:: Work to be completed ::
From the material below, list every line containing "Alter".

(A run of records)
════════════════════
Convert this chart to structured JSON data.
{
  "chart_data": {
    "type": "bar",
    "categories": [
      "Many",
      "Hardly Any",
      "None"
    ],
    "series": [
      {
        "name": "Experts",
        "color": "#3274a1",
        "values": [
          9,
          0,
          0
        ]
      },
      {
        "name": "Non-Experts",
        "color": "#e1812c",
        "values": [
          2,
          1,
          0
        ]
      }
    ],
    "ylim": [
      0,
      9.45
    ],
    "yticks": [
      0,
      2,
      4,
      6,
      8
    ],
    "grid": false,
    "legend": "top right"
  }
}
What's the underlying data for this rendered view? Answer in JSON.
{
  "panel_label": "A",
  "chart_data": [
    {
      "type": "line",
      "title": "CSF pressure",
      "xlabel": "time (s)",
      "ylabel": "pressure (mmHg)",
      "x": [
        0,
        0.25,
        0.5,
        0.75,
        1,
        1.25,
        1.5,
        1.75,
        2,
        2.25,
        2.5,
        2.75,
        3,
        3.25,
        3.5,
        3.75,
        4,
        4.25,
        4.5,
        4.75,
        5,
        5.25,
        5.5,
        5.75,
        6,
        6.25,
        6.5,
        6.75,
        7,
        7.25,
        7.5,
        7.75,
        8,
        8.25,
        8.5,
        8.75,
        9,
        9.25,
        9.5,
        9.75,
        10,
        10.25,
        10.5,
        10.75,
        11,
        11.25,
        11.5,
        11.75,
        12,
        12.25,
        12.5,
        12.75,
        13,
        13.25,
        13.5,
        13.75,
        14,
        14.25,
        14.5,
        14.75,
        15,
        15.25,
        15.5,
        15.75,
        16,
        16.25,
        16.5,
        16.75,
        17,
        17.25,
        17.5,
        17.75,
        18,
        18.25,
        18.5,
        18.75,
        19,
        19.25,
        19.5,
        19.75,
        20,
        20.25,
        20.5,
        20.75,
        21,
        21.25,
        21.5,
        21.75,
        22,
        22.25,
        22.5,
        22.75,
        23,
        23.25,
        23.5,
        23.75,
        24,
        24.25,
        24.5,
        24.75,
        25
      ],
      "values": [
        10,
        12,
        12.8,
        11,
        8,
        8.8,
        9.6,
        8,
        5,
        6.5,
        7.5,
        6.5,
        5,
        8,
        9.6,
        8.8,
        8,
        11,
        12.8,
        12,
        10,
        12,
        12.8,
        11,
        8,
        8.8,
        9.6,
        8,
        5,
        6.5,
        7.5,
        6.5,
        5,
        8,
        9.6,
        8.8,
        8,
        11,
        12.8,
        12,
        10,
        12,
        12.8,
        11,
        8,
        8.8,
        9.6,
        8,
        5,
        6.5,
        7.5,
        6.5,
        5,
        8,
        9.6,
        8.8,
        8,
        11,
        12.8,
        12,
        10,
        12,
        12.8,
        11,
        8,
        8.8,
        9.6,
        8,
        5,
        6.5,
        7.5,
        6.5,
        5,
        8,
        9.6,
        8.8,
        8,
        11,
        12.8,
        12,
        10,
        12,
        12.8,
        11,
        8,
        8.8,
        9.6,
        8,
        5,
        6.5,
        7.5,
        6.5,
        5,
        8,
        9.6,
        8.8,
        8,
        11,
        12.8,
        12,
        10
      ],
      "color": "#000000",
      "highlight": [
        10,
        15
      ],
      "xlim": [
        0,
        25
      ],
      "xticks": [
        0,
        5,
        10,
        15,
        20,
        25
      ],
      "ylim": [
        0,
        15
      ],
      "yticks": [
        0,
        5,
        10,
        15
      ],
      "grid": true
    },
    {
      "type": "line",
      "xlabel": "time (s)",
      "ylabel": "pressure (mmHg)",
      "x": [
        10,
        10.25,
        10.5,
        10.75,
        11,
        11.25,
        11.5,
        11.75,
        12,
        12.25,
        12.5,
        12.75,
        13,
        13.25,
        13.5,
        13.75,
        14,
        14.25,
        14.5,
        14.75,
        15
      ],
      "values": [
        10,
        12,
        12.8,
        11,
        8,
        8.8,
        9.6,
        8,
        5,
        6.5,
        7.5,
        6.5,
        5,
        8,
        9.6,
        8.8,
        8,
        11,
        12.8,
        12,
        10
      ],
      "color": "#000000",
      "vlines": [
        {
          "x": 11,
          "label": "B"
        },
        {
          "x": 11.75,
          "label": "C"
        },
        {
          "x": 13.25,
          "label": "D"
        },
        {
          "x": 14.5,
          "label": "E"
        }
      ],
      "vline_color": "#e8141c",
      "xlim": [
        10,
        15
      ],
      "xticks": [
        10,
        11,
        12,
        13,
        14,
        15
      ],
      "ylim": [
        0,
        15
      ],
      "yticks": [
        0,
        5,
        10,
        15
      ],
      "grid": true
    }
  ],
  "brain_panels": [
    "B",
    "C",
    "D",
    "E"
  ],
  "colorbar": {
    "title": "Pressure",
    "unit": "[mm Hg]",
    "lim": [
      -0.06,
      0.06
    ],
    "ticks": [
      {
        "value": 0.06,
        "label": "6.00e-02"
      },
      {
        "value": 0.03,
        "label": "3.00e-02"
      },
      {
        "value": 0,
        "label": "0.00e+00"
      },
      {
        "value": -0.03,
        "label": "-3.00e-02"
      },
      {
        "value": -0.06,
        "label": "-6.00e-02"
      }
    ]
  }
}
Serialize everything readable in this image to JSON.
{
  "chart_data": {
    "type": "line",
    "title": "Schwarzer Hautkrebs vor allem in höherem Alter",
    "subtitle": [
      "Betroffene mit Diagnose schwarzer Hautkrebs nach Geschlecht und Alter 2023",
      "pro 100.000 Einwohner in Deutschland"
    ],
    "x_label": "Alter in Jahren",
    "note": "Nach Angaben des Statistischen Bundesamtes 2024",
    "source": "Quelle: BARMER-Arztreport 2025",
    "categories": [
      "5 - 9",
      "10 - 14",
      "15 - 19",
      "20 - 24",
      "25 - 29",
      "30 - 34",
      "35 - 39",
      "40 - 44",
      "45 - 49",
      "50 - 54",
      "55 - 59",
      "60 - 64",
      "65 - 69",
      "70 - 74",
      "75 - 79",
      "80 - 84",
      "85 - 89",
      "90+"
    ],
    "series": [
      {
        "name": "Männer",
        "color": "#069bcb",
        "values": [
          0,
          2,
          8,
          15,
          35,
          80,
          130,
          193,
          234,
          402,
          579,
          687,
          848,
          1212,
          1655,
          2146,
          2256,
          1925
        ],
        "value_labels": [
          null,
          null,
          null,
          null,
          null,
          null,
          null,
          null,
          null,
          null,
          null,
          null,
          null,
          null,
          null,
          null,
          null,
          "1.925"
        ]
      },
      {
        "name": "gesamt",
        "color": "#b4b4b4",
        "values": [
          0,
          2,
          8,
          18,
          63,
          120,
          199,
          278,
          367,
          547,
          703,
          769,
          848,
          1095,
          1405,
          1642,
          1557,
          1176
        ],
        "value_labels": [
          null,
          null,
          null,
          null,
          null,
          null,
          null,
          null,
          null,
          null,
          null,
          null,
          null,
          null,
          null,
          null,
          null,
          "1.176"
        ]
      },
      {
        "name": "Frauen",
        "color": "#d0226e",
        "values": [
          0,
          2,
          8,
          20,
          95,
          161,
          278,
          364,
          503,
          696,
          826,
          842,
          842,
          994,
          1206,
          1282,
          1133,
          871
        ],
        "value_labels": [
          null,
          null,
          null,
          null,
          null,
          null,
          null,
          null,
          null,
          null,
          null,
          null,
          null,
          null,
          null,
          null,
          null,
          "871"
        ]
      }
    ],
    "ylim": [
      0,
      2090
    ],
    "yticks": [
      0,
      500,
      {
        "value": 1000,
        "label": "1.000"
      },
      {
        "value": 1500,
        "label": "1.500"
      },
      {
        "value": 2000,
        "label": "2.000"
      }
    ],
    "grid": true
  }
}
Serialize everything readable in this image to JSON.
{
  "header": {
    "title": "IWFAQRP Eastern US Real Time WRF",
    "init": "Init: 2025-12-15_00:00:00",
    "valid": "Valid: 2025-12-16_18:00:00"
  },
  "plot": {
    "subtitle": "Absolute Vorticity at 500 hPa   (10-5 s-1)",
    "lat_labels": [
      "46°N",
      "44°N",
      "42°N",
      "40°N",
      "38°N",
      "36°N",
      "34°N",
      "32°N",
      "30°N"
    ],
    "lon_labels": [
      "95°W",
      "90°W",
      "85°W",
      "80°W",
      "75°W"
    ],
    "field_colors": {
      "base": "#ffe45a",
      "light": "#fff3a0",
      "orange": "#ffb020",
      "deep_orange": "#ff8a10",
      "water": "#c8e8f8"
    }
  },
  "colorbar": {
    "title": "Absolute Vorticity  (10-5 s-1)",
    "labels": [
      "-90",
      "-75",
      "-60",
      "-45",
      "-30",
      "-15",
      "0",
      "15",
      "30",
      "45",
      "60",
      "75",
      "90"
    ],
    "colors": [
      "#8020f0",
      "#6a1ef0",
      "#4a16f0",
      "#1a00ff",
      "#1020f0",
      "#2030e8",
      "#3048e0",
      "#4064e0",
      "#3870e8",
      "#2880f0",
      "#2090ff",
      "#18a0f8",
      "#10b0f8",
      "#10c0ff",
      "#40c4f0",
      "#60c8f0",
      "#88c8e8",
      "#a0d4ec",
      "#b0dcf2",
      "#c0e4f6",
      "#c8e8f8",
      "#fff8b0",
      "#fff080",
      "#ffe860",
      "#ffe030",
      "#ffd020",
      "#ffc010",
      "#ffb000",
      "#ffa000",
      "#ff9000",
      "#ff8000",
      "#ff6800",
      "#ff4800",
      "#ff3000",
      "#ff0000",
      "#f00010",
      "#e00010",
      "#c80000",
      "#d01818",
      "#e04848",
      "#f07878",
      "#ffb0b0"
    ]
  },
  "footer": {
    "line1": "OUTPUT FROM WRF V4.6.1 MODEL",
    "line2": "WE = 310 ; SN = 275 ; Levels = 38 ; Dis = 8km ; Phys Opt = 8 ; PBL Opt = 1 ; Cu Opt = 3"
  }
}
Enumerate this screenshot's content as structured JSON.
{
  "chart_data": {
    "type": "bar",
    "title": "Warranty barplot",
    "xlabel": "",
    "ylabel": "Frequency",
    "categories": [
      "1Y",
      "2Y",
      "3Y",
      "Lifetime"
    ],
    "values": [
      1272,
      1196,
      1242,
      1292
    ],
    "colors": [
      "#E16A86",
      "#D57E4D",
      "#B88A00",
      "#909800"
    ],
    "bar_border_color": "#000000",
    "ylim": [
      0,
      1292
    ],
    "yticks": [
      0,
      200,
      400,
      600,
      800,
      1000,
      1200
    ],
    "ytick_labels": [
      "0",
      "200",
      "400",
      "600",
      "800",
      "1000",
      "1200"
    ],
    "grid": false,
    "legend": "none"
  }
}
════════════════════
:: Solution to the problem ::
    "title": "Schwarzer Hautkrebs vor allem in höherem Alter",
      "Betroffene mit Diagnose schwarzer Hautkrebs nach Geschlecht und Alter 2023",
    "x_label": "Alter in Jahren",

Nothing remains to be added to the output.